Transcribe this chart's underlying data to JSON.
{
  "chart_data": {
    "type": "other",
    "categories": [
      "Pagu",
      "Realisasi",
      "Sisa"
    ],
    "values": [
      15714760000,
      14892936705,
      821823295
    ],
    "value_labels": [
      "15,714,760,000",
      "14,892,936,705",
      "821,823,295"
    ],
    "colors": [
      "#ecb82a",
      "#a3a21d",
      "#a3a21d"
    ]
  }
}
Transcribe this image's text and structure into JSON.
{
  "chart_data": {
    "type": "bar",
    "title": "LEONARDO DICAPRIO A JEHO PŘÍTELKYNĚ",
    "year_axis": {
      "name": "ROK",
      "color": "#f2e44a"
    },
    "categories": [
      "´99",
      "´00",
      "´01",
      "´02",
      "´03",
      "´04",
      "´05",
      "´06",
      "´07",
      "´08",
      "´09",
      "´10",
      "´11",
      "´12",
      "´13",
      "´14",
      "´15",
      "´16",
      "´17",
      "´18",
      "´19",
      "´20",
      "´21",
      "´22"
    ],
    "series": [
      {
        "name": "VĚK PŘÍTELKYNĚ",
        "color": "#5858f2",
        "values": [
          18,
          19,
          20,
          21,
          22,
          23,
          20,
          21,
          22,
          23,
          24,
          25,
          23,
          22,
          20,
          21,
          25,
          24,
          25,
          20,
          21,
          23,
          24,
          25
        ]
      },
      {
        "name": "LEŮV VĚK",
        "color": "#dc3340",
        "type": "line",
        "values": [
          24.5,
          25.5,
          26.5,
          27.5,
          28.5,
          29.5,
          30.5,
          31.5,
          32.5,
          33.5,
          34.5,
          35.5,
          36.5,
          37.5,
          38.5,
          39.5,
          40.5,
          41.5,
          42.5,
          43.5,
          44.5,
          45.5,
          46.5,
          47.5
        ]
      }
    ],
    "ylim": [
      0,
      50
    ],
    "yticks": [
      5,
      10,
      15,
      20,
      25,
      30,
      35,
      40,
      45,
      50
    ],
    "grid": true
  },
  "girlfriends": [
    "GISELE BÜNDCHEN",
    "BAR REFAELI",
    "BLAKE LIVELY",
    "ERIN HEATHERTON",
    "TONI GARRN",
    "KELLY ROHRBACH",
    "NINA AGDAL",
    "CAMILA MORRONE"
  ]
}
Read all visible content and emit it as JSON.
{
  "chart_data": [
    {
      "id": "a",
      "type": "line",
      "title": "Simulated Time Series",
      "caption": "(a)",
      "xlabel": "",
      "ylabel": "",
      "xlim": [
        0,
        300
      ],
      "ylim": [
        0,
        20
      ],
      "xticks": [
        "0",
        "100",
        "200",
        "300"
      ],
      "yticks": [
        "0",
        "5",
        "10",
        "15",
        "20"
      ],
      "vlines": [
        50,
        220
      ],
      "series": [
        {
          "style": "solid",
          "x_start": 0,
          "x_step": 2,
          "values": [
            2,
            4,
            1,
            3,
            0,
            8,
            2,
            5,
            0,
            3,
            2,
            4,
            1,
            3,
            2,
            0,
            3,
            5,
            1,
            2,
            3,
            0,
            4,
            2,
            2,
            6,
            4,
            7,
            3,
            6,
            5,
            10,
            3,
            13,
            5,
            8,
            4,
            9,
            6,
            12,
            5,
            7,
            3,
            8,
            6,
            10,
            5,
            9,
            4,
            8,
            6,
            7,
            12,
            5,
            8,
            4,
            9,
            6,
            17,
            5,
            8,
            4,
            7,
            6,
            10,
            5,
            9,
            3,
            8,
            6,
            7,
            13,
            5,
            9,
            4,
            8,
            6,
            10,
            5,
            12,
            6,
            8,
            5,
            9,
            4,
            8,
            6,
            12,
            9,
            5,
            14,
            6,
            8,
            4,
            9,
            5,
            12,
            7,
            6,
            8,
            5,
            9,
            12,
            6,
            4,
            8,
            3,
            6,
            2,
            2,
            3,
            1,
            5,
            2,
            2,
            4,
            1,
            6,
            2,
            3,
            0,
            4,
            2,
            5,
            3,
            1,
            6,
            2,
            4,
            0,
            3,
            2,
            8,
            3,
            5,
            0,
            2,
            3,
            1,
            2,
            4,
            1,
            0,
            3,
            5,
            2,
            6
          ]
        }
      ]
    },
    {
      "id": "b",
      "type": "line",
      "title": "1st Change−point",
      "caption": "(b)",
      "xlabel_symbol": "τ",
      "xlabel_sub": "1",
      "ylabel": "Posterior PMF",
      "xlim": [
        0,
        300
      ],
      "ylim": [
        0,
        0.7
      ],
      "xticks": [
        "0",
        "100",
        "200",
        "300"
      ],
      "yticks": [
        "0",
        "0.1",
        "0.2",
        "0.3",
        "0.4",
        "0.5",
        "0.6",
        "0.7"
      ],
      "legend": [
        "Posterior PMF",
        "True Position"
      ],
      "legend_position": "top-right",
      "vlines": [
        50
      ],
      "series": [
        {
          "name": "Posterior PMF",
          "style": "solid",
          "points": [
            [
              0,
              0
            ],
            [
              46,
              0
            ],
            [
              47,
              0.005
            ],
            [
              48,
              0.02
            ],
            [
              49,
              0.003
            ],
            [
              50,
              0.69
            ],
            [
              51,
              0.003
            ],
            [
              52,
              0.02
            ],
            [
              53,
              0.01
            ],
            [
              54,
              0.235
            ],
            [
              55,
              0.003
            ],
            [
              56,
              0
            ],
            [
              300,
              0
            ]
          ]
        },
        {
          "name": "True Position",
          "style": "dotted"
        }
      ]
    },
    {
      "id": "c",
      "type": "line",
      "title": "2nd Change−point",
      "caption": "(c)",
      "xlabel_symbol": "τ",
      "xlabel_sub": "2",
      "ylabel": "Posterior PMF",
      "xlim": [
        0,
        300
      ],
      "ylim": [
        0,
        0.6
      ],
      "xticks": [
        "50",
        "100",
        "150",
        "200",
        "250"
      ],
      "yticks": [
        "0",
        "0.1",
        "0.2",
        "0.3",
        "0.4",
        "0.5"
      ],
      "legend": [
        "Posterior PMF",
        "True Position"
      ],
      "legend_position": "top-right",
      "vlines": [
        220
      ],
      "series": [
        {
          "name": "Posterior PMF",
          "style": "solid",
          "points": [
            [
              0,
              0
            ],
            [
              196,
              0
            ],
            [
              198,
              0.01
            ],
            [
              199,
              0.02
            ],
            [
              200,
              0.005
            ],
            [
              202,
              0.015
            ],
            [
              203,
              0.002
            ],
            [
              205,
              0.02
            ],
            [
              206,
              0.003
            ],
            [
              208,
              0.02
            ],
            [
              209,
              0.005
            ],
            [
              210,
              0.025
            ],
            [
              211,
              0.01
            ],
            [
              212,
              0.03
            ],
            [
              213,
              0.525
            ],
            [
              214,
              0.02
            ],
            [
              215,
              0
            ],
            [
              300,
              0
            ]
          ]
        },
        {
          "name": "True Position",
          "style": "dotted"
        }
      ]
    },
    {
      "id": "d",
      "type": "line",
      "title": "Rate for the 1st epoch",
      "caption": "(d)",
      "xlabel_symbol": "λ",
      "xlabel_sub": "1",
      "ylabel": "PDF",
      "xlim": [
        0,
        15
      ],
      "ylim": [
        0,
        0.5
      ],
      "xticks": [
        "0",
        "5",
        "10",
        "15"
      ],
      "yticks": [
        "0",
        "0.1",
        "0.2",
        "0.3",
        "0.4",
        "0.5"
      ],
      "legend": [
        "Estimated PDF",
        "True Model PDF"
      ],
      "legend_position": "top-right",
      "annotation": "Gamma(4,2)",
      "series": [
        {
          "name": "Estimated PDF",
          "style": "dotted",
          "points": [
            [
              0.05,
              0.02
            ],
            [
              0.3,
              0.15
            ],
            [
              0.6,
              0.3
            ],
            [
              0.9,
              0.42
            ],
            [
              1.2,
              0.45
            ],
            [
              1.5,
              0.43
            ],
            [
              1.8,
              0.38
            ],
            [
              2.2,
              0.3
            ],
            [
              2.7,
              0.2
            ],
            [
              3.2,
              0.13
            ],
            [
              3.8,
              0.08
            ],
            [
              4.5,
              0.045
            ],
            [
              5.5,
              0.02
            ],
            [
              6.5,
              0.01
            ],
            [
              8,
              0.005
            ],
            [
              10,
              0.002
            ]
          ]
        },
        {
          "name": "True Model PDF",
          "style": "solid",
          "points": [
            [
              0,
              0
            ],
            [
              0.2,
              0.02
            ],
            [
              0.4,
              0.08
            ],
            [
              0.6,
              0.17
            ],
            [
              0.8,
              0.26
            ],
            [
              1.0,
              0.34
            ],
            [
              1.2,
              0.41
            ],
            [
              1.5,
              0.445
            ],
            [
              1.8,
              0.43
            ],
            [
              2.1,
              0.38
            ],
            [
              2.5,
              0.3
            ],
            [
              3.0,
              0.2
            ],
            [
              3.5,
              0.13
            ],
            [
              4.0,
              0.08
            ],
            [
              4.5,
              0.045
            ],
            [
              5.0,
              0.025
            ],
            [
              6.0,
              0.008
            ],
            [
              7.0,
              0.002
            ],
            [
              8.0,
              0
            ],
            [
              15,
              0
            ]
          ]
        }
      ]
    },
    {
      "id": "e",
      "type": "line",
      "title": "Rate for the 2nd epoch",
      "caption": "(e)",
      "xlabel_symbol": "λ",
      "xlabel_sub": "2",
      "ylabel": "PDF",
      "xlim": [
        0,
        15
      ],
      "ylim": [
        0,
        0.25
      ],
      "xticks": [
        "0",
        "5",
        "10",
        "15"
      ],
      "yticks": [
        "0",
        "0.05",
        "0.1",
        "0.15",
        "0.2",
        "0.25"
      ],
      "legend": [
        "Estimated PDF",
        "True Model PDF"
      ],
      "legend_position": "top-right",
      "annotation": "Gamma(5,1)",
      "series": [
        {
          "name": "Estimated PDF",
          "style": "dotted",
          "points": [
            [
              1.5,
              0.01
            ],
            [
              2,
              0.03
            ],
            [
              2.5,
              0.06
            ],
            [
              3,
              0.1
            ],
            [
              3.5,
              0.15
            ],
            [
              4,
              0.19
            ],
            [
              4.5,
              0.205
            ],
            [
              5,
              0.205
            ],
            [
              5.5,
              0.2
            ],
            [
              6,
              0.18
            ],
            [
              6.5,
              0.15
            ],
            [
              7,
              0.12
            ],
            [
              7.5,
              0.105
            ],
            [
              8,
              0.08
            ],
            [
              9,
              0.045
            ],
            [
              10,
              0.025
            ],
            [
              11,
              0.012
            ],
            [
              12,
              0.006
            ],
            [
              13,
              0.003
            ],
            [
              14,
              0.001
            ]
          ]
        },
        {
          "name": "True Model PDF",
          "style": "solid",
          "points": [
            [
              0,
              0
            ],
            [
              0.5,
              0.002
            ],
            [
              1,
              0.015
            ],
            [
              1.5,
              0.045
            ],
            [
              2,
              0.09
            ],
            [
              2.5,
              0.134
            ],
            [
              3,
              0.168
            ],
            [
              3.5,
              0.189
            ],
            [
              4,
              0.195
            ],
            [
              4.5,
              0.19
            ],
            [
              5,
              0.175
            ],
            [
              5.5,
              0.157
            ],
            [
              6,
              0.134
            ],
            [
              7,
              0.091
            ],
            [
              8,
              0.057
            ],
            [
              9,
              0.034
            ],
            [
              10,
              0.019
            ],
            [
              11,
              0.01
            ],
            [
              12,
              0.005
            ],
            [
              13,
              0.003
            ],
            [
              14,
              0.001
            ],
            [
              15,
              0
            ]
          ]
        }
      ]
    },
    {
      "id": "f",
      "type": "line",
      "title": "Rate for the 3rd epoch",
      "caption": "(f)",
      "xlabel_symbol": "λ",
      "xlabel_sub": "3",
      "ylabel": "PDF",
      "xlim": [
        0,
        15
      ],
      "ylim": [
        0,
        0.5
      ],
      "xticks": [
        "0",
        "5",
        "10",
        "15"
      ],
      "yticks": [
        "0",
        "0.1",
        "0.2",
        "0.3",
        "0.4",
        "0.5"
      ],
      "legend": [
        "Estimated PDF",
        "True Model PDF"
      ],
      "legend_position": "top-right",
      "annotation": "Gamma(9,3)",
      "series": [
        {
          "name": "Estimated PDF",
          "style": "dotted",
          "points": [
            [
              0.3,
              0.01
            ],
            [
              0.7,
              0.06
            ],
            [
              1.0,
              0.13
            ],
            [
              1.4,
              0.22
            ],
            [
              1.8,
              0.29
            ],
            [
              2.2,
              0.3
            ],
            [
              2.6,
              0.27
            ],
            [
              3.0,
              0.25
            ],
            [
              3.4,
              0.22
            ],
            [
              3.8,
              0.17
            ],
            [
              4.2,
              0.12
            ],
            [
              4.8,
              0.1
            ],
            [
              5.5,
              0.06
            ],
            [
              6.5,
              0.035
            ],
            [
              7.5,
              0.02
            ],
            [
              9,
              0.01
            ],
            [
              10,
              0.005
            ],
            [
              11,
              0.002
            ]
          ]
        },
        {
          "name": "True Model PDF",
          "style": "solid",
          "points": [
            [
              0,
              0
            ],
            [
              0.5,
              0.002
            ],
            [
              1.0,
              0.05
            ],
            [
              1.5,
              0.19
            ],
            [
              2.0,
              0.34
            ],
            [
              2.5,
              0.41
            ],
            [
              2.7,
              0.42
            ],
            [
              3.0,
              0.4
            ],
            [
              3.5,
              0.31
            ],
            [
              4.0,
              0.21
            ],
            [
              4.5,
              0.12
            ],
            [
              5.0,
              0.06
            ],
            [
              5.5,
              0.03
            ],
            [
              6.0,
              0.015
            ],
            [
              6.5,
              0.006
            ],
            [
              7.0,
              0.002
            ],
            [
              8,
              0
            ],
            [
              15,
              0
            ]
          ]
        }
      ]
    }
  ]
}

**The request**
Search the listing above for the string "this". Copy every line that contains it.

**Completed task**
Transcribe this chart's underlying data to JSON.
Transcribe this image's text and structure into JSON.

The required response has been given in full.